Print all the records exactly, please.

— Start of Provided records —

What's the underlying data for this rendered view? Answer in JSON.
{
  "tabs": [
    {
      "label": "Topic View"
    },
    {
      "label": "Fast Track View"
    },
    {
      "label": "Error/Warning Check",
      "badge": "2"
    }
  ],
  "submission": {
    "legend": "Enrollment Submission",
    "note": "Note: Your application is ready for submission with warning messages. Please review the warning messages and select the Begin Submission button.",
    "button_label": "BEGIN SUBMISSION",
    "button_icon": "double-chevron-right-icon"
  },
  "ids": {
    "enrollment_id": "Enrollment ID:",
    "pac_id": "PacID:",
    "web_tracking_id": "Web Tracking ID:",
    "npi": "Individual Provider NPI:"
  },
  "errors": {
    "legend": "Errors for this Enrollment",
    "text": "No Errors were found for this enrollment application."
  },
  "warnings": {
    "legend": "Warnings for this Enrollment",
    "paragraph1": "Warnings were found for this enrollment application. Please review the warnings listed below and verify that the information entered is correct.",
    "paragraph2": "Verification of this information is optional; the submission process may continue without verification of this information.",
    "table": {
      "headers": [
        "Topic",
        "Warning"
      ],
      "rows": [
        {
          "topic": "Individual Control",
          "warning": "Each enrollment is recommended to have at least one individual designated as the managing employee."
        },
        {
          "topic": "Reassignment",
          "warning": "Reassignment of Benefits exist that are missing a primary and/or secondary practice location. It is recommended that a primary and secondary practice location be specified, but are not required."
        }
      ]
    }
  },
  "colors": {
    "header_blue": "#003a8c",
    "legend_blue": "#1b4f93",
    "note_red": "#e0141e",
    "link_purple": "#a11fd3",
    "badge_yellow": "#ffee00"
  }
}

— End of Provided records —

> **Task solution**:
What's the underlying data for this rendered view? Answer in JSON.
{
  "tabs": [
    {
      "label": "Topic View"
    },
    {
      "label": "Fast Track View"
    },
    {
      "label": "Error/Warning Check",
      "badge": "2"
    }
  ],
  "submission": {
    "legend": "Enrollment Submission",
    "note": "Note: Your application is ready for submission with warning messages. Please review the warning messages and select the Begin Submission button.",
    "button_label": "BEGIN SUBMISSION",
    "button_icon": "double-chevron-right-icon"
  },
  "ids": {
    "enrollment_id": "Enrollment ID:",
    "pac_id": "PacID:",
    "web_tracking_id": "Web Tracking ID:",
    "npi": "Individual Provider NPI:"
  },
  "errors": {
    "legend": "Errors for this Enrollment",
    "text": "No Errors were found for this enrollment application."
  },
  "warnings": {
    "legend": "Warnings for this Enrollment",
    "paragraph1": "Warnings were found for this enrollment application. Please review the warnings listed below and verify that the information entered is correct.",
    "paragraph2": "Verification of this information is optional; the submission process may continue without verification of this information.",
    "table": {
      "headers": [
        "Topic",
        "Warning"
      ],
      "rows": [
        {
          "topic": "Individual Control",
          "warning": "Each enrollment is recommended to have at least one individual designated as the managing employee."
        },
        {
          "topic": "Reassignment",
          "warning": "Reassignment of Benefits exist that are missing a primary and/or secondary practice location. It is recommended that a primary and secondary practice location be specified, but are not required."
        }
      ]
    }
  },
  "colors": {
    "header_blue": "#003a8c",
    "legend_blue": "#1b4f93",
    "note_red": "#e0141e",
    "link_purple": "#a11fd3",
    "badge_yellow": "#ffee00"
  }
}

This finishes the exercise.